- DATASET RECORDS

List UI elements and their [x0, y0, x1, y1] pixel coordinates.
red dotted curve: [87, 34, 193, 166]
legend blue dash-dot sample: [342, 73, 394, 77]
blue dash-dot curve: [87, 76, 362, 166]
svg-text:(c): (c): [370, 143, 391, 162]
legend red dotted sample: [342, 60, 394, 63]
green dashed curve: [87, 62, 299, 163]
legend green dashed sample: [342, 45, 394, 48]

- WORK TO DO
Please update the listing above by replacing "pixel coordinates" with "screen coordinates" and leaving everything else unchanged.

- CORRECT OUTPUT
List UI elements and their [x0, y0, x1, y1] screen coordinates.
red dotted curve: [87, 34, 193, 166]
legend blue dash-dot sample: [342, 73, 394, 77]
blue dash-dot curve: [87, 76, 362, 166]
svg-text:(c): (c): [370, 143, 391, 162]
legend red dotted sample: [342, 60, 394, 63]
green dashed curve: [87, 62, 299, 163]
legend green dashed sample: [342, 45, 394, 48]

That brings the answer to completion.